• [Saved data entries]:
------------------------------------------------

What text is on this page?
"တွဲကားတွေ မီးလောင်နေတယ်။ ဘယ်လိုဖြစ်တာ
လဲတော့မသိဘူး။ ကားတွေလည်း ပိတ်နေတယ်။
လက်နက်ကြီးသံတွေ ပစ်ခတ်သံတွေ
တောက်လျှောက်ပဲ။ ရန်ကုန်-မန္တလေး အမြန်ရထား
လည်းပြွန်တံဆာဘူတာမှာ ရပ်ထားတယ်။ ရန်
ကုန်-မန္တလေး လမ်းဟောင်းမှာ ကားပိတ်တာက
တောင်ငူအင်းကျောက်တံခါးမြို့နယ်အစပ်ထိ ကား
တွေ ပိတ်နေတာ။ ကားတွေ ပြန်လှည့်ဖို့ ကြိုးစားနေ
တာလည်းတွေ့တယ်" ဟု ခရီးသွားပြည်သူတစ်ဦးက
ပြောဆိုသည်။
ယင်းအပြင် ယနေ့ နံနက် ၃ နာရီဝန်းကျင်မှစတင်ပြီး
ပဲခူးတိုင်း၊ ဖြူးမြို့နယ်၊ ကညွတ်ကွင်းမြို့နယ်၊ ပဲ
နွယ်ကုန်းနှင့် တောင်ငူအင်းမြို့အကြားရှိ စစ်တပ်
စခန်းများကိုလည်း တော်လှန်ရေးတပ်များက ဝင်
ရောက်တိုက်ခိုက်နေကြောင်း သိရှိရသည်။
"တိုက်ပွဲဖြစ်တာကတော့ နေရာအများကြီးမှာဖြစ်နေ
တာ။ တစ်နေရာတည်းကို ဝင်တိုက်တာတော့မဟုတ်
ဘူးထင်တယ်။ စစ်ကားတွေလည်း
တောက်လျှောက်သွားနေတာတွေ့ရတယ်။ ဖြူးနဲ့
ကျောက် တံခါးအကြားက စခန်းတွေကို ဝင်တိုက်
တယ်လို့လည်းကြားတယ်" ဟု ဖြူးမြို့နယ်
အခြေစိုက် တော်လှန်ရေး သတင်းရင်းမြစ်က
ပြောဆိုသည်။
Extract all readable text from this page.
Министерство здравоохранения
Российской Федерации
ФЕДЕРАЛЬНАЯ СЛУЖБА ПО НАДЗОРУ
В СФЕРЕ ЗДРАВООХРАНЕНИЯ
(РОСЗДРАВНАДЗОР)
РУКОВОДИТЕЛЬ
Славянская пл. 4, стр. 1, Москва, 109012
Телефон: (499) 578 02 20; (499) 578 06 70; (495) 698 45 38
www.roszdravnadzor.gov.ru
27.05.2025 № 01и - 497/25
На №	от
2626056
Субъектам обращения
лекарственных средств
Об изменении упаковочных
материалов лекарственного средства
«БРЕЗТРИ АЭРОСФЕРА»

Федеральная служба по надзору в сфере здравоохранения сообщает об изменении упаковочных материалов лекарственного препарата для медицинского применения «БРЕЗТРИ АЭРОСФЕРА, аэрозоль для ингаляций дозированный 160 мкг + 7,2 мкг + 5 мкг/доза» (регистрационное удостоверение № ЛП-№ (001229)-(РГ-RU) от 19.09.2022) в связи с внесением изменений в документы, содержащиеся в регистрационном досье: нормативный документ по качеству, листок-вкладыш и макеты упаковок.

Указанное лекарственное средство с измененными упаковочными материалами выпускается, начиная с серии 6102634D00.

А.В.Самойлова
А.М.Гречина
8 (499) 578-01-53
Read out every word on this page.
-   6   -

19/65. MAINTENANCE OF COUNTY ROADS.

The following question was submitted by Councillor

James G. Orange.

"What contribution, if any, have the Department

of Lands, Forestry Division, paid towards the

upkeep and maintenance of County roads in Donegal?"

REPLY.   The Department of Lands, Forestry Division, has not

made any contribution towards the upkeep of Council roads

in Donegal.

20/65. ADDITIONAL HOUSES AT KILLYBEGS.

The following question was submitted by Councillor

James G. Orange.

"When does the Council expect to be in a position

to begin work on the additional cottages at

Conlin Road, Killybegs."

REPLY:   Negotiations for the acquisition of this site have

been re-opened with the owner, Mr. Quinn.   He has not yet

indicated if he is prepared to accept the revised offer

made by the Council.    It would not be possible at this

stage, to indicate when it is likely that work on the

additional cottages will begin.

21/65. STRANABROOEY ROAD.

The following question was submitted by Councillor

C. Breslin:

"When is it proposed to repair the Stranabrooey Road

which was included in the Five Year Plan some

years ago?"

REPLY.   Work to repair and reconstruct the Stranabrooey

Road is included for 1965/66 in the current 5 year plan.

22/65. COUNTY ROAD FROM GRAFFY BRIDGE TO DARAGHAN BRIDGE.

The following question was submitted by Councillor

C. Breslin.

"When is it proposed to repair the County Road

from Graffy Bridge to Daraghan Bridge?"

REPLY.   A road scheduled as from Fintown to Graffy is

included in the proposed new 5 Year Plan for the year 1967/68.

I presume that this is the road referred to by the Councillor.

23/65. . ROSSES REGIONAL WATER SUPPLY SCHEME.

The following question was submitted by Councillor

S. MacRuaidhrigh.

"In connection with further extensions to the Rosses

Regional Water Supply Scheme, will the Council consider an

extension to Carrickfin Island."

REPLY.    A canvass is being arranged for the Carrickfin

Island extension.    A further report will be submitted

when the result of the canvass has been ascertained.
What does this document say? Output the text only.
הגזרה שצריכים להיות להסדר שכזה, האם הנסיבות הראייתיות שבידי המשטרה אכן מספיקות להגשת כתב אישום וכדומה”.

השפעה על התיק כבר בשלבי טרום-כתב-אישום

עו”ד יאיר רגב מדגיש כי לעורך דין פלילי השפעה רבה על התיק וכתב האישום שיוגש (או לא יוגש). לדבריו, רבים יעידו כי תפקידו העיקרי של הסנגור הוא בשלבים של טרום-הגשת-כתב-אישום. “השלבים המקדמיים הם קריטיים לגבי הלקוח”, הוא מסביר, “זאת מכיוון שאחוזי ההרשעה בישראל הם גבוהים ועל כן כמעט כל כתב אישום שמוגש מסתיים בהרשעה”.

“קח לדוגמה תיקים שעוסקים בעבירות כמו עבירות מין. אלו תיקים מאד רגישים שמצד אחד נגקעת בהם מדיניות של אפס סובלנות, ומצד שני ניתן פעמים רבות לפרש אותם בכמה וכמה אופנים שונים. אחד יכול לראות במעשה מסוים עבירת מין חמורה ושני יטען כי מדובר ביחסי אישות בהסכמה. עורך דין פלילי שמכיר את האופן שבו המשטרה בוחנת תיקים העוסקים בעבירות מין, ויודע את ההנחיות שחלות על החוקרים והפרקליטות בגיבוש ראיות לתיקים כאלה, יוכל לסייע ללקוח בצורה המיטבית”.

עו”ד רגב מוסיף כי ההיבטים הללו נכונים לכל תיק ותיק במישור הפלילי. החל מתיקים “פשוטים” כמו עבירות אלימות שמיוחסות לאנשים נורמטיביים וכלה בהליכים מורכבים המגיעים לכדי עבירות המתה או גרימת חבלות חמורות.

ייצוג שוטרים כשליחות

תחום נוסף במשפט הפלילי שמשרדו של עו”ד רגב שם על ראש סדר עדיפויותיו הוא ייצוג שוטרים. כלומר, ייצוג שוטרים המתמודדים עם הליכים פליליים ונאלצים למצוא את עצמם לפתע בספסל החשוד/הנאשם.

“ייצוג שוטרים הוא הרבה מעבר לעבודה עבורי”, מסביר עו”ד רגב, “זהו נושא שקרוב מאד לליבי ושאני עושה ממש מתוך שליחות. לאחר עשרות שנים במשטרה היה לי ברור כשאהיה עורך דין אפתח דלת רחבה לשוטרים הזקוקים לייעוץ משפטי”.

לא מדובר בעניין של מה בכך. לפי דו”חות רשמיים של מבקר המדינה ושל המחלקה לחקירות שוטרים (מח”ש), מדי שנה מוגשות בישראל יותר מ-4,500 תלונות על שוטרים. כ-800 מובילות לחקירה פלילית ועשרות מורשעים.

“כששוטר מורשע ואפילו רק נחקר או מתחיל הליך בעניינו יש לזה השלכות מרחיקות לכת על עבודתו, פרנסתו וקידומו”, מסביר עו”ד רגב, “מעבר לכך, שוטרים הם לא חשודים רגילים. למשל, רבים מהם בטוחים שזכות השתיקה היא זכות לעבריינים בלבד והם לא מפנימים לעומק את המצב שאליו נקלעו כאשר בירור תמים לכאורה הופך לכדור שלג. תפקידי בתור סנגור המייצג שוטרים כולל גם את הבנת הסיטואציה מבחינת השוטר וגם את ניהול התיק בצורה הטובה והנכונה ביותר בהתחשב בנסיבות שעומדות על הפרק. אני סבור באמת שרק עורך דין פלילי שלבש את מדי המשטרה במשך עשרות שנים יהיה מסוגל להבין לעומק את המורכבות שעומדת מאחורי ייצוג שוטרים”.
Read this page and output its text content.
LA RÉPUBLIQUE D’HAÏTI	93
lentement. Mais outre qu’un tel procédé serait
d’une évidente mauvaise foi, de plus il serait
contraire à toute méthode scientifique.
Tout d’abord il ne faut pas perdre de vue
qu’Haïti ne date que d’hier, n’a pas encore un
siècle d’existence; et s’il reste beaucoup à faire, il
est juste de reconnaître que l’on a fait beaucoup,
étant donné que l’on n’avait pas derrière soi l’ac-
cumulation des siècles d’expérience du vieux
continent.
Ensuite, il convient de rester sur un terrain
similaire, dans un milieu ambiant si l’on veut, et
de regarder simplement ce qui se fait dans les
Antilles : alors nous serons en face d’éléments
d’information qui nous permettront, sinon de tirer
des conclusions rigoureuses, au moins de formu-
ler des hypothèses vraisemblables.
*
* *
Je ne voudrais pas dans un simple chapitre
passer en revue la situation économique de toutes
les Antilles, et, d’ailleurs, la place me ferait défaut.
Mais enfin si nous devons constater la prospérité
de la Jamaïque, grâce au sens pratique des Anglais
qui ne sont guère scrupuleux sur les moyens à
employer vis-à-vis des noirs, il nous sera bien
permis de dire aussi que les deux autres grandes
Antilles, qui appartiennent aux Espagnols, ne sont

------------------------------------------------

• [Written task]:
State the count of lines above containing the string "contribution", and add nothing to it.

• [Exercise output]:
2